### Written exercise
Every record should be repeated exactly, except that pictures are left out.
______
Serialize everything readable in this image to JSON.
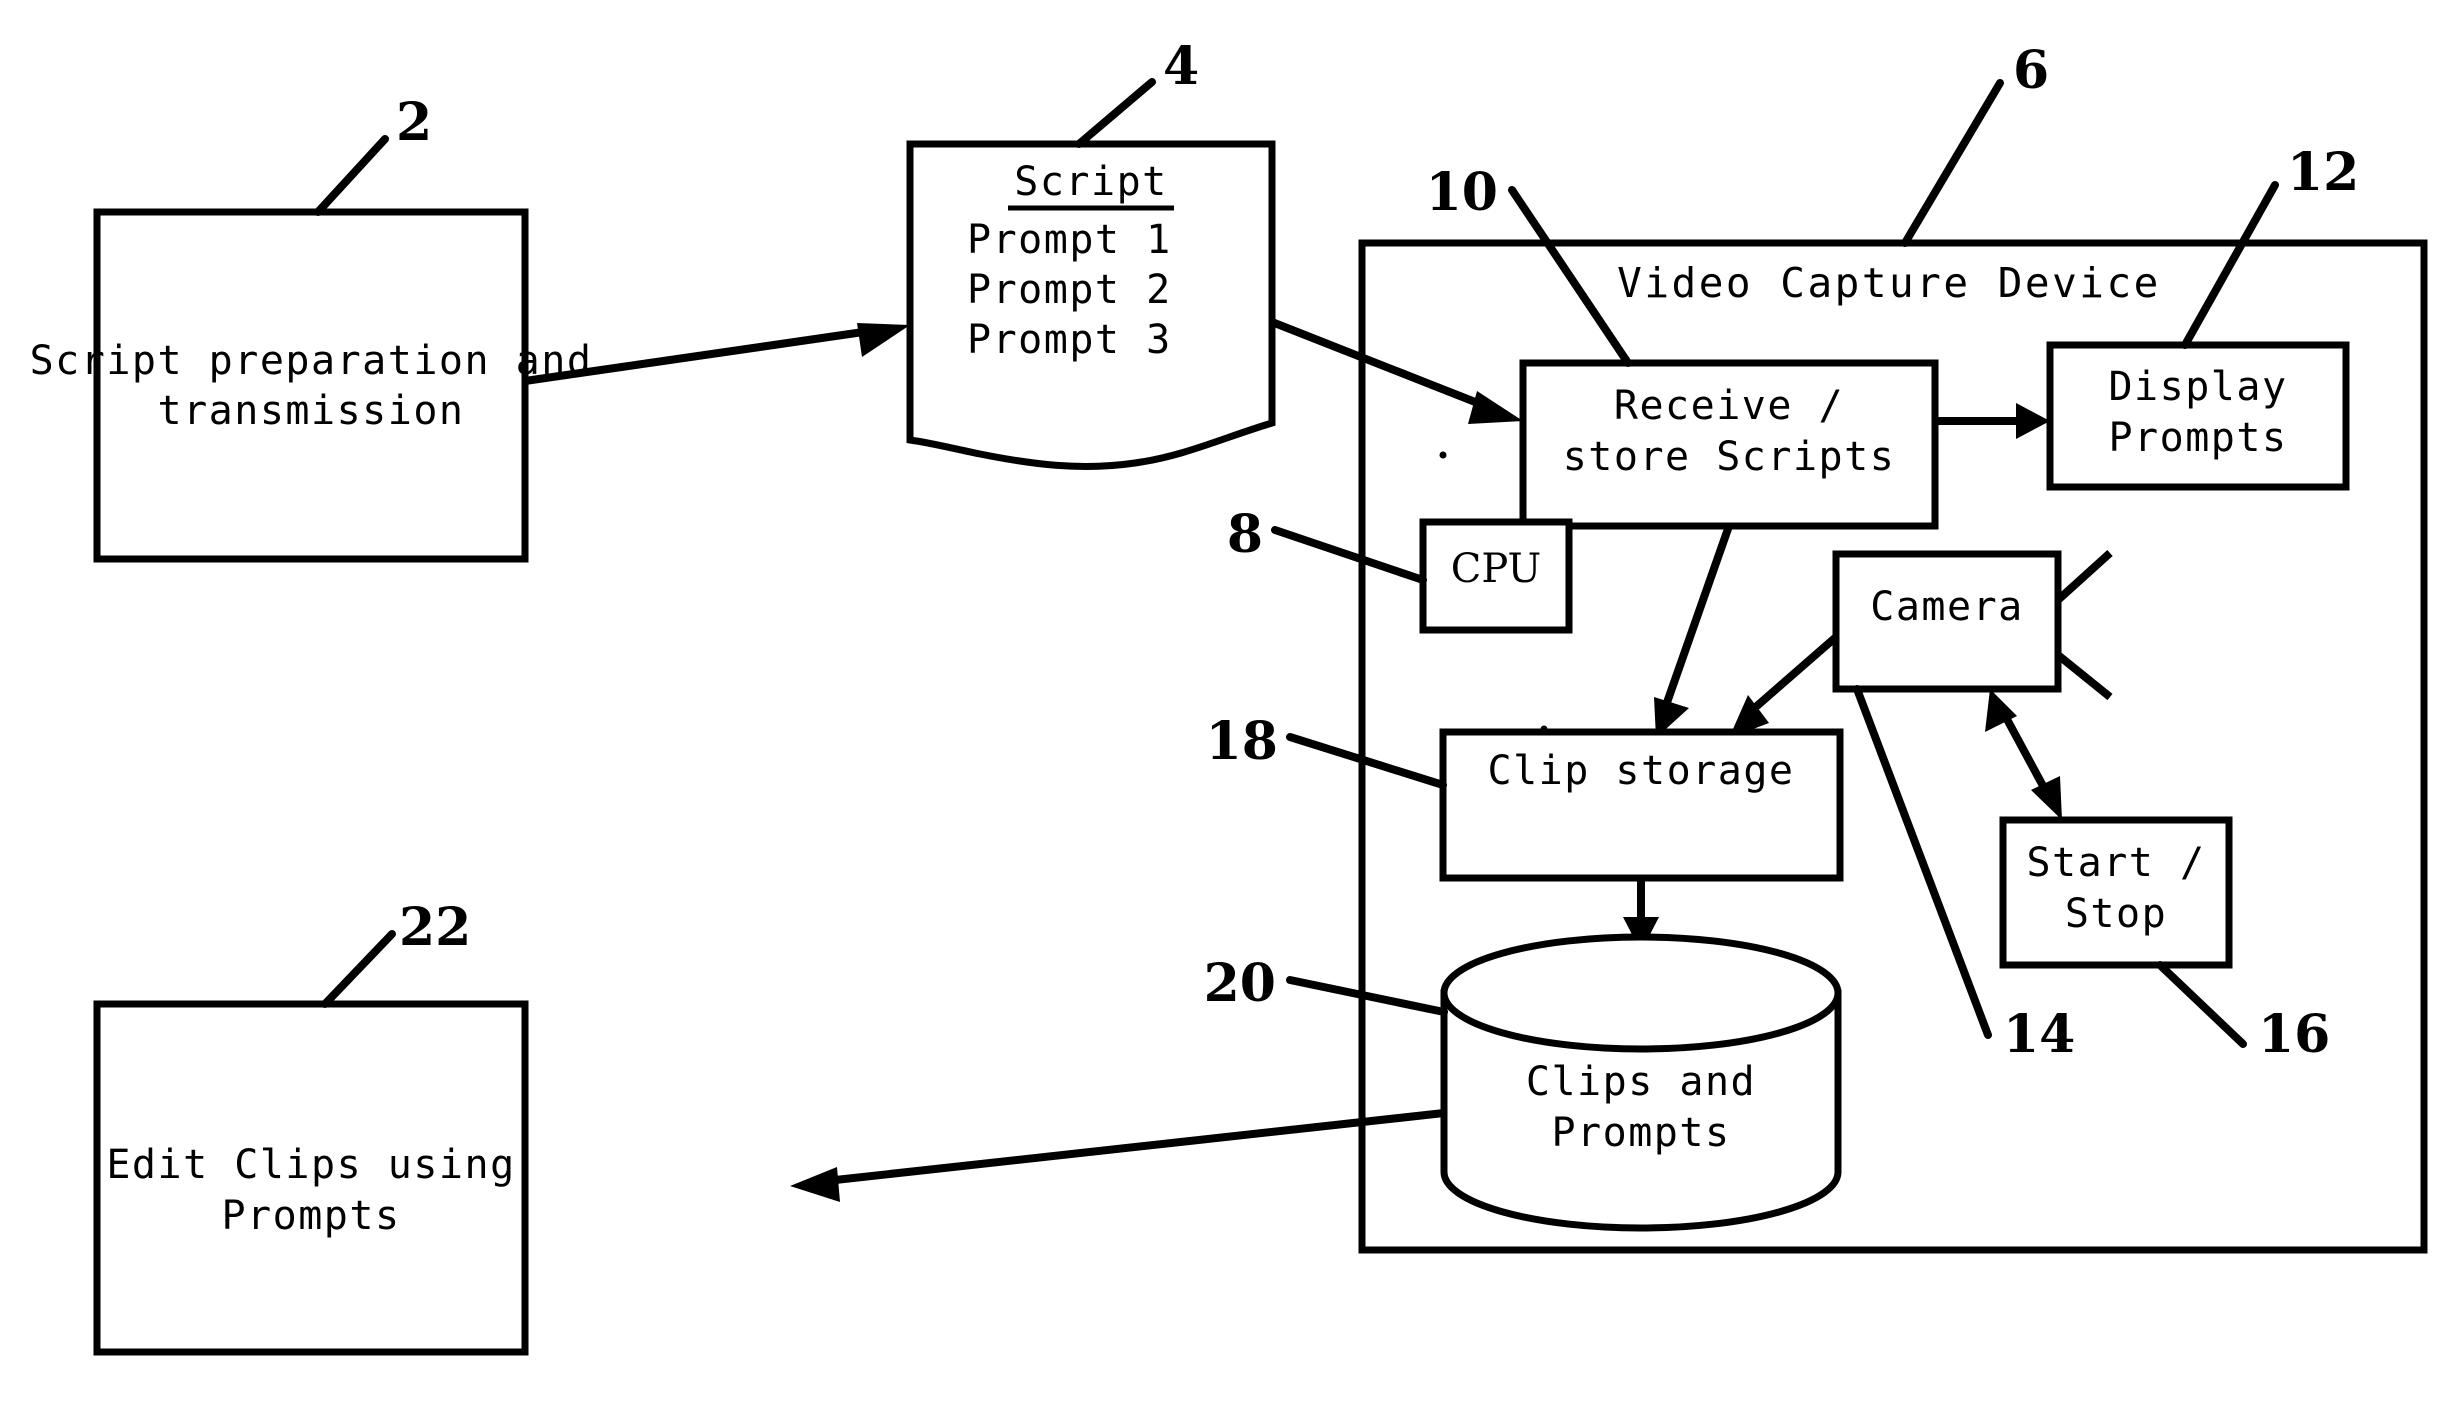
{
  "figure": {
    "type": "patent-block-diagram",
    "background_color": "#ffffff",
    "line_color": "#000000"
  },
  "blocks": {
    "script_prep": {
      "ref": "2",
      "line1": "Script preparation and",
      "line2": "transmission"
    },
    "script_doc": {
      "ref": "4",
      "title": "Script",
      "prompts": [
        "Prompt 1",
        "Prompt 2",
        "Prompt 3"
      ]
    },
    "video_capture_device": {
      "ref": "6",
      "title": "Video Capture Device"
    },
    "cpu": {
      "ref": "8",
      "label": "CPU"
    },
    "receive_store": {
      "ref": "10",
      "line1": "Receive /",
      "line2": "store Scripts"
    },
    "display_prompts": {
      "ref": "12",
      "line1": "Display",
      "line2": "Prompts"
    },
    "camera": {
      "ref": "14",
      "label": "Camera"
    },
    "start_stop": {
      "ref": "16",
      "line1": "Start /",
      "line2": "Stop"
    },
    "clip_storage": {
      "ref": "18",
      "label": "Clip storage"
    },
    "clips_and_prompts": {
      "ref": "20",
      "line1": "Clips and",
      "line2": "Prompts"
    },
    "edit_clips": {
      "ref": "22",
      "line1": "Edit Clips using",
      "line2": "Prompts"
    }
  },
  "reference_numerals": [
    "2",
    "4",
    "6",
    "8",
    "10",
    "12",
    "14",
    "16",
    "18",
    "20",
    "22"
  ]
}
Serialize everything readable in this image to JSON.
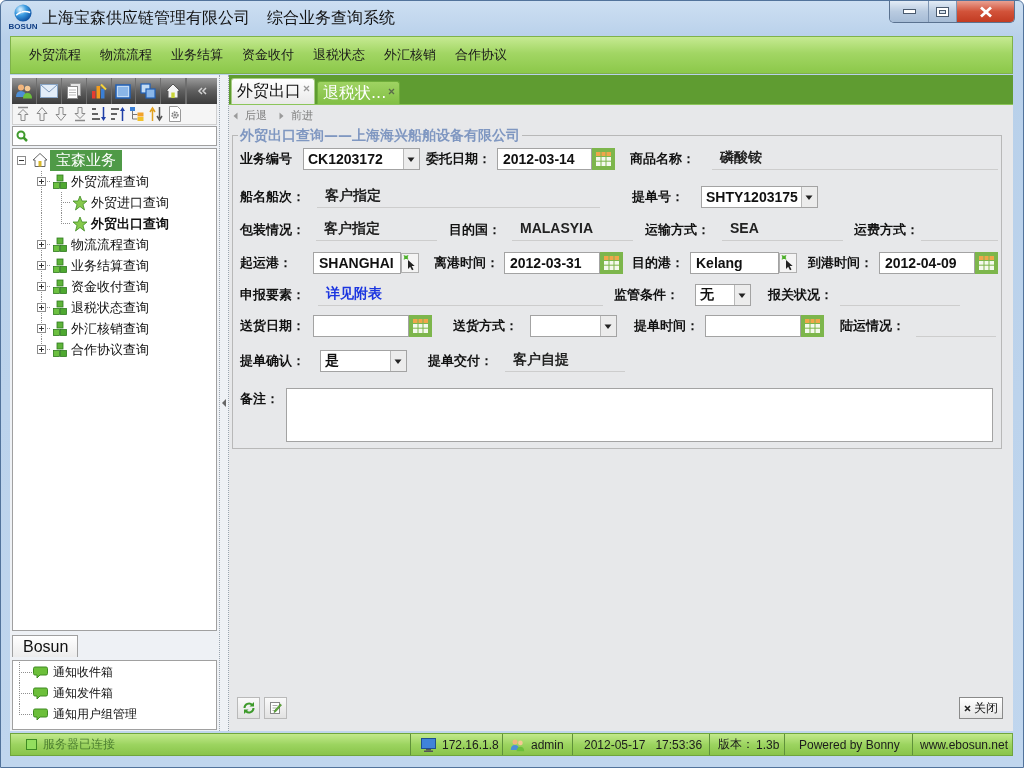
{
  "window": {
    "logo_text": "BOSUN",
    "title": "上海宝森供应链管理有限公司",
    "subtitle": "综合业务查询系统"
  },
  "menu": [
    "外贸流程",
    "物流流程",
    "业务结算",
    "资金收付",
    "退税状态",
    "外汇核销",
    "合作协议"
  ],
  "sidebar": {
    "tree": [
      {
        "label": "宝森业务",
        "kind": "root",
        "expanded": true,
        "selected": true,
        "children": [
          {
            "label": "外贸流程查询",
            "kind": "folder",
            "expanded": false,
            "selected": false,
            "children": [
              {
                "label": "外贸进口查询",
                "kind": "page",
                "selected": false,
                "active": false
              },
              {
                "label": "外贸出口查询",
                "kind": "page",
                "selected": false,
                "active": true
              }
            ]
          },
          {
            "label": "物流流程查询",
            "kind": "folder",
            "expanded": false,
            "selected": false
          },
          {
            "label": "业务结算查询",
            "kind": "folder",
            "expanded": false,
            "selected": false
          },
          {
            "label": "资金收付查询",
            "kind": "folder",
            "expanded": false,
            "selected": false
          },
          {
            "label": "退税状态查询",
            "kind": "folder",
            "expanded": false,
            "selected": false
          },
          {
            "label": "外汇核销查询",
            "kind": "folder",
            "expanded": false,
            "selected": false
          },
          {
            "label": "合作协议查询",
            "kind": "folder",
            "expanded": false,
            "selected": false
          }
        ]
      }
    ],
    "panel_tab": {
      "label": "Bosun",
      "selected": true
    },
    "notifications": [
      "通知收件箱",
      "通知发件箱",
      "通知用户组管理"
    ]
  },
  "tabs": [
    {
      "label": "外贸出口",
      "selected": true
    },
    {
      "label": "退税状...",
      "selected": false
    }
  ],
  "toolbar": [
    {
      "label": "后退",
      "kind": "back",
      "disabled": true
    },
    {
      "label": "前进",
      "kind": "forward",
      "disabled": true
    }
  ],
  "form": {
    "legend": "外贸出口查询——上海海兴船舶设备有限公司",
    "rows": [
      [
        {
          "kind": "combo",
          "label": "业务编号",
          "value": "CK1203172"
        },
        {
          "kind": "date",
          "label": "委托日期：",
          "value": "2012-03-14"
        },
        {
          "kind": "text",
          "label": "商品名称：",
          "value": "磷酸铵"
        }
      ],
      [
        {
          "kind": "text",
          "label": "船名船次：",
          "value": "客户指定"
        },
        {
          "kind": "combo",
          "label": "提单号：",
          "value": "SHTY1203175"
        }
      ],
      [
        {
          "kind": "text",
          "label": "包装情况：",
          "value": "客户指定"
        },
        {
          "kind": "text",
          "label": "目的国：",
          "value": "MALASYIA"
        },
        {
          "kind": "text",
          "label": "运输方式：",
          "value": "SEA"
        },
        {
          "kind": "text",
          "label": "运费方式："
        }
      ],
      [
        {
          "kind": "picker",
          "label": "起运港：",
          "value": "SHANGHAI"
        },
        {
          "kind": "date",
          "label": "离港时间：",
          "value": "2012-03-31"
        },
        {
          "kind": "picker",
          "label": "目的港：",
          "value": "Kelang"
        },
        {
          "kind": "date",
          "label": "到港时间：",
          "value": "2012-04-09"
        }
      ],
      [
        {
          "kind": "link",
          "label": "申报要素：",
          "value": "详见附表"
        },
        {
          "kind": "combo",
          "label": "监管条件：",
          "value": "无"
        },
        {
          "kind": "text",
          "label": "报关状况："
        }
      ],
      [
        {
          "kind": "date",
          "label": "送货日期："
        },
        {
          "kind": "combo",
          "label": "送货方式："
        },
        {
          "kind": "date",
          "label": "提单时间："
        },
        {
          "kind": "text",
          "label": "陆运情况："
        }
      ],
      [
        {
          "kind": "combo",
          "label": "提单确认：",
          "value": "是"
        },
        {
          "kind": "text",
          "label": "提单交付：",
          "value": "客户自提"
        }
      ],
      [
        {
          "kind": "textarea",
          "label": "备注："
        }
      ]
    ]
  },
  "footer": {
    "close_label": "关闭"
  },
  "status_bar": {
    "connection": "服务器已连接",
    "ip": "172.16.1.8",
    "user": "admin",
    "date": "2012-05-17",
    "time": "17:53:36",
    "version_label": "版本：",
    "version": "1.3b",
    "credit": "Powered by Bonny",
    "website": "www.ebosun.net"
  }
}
______
### Task solution
Serialize everything readable in this image to JSON.
{
  "figure": {
    "type": "patent-block-diagram",
    "background_color": "#ffffff",
    "line_color": "#000000"
  },
  "blocks": {
    "script_prep": {
      "ref": "2",
      "line1": "Script preparation and",
      "line2": "transmission"
    },
    "script_doc": {
      "ref": "4",
      "title": "Script",
      "prompts": [
        "Prompt 1",
        "Prompt 2",
        "Prompt 3"
      ]
    },
    "video_capture_device": {
      "ref": "6",
      "title": "Video Capture Device"
    },
    "cpu": {
      "ref": "8",
      "label": "CPU"
    },
    "receive_store": {
      "ref": "10",
      "line1": "Receive /",
      "line2": "store Scripts"
    },
    "display_prompts": {
      "ref": "12",
      "line1": "Display",
      "line2": "Prompts"
    },
    "camera": {
      "ref": "14",
      "label": "Camera"
    },
    "start_stop": {
      "ref": "16",
      "line1": "Start /",
      "line2": "Stop"
    },
    "clip_storage": {
      "ref": "18",
      "label": "Clip storage"
    },
    "clips_and_prompts": {
      "ref": "20",
      "line1": "Clips and",
      "line2": "Prompts"
    },
    "edit_clips": {
      "ref": "22",
      "line1": "Edit Clips using",
      "line2": "Prompts"
    }
  },
  "reference_numerals": [
    "2",
    "4",
    "6",
    "8",
    "10",
    "12",
    "14",
    "16",
    "18",
    "20",
    "22"
  ]
}
Serialize everything readable in this image to JSON.
{
  "window": {
    "logo_text": "BOSUN",
    "title": "上海宝森供应链管理有限公司",
    "subtitle": "综合业务查询系统"
  },
  "menu": [
    "外贸流程",
    "物流流程",
    "业务结算",
    "资金收付",
    "退税状态",
    "外汇核销",
    "合作协议"
  ],
  "sidebar": {
    "tree": [
      {
        "label": "宝森业务",
        "kind": "root",
        "expanded": true,
        "selected": true,
        "children": [
          {
            "label": "外贸流程查询",
            "kind": "folder",
            "expanded": false,
            "selected": false,
            "children": [
              {
                "label": "外贸进口查询",
                "kind": "page",
                "selected": false,
                "active": false
              },
              {
                "label": "外贸出口查询",
                "kind": "page",
                "selected": false,
                "active": true
              }
            ]
          },
          {
            "label": "物流流程查询",
            "kind": "folder",
            "expanded": false,
            "selected": false
          },
          {
            "label": "业务结算查询",
            "kind": "folder",
            "expanded": false,
            "selected": false
          },
          {
            "label": "资金收付查询",
            "kind": "folder",
            "expanded": false,
            "selected": false
          },
          {
            "label": "退税状态查询",
            "kind": "folder",
            "expanded": false,
            "selected": false
          },
          {
            "label": "外汇核销查询",
            "kind": "folder",
            "expanded": false,
            "selected": false
          },
          {
            "label": "合作协议查询",
            "kind": "folder",
            "expanded": false,
            "selected": false
          }
        ]
      }
    ],
    "panel_tab": {
      "label": "Bosun",
      "selected": true
    },
    "notifications": [
      "通知收件箱",
      "通知发件箱",
      "通知用户组管理"
    ]
  },
  "tabs": [
    {
      "label": "外贸出口",
      "selected": true
    },
    {
      "label": "退税状...",
      "selected": false
    }
  ],
  "toolbar": [
    {
      "label": "后退",
      "kind": "back",
      "disabled": true
    },
    {
      "label": "前进",
      "kind": "forward",
      "disabled": true
    }
  ],
  "form": {
    "legend": "外贸出口查询——上海海兴船舶设备有限公司",
    "rows": [
      [
        {
          "kind": "combo",
          "label": "业务编号",
          "value": "CK1203172"
        },
        {
          "kind": "date",
          "label": "委托日期：",
          "value": "2012-03-14"
        },
        {
          "kind": "text",
          "label": "商品名称：",
          "value": "磷酸铵"
        }
      ],
      [
        {
          "kind": "text",
          "label": "船名船次：",
          "value": "客户指定"
        },
        {
          "kind": "combo",
          "label": "提单号：",
          "value": "SHTY1203175"
        }
      ],
      [
        {
          "kind": "text",
          "label": "包装情况：",
          "value": "客户指定"
        },
        {
          "kind": "text",
          "label": "目的国：",
          "value": "MALASYIA"
        },
        {
          "kind": "text",
          "label": "运输方式：",
          "value": "SEA"
        },
        {
          "kind": "text",
          "label": "运费方式："
        }
      ],
      [
        {
          "kind": "picker",
          "label": "起运港：",
          "value": "SHANGHAI"
        },
        {
          "kind": "date",
          "label": "离港时间：",
          "value": "2012-03-31"
        },
        {
          "kind": "picker",
          "label": "目的港：",
          "value": "Kelang"
        },
        {
          "kind": "date",
          "label": "到港时间：",
          "value": "2012-04-09"
        }
      ],
      [
        {
          "kind": "link",
          "label": "申报要素：",
          "value": "详见附表"
        },
        {
          "kind": "combo",
          "label": "监管条件：",
          "value": "无"
        },
        {
          "kind": "text",
          "label": "报关状况："
        }
      ],
      [
        {
          "kind": "date",
          "label": "送货日期："
        },
        {
          "kind": "combo",
          "label": "送货方式："
        },
        {
          "kind": "date",
          "label": "提单时间："
        },
        {
          "kind": "text",
          "label": "陆运情况："
        }
      ],
      [
        {
          "kind": "combo",
          "label": "提单确认：",
          "value": "是"
        },
        {
          "kind": "text",
          "label": "提单交付：",
          "value": "客户自提"
        }
      ],
      [
        {
          "kind": "textarea",
          "label": "备注："
        }
      ]
    ]
  },
  "footer": {
    "close_label": "关闭"
  },
  "status_bar": {
    "connection": "服务器已连接",
    "ip": "172.16.1.8",
    "user": "admin",
    "date": "2012-05-17",
    "time": "17:53:36",
    "version_label": "版本：",
    "version": "1.3b",
    "credit": "Powered by Bonny",
    "website": "www.ebosun.net"
  }
}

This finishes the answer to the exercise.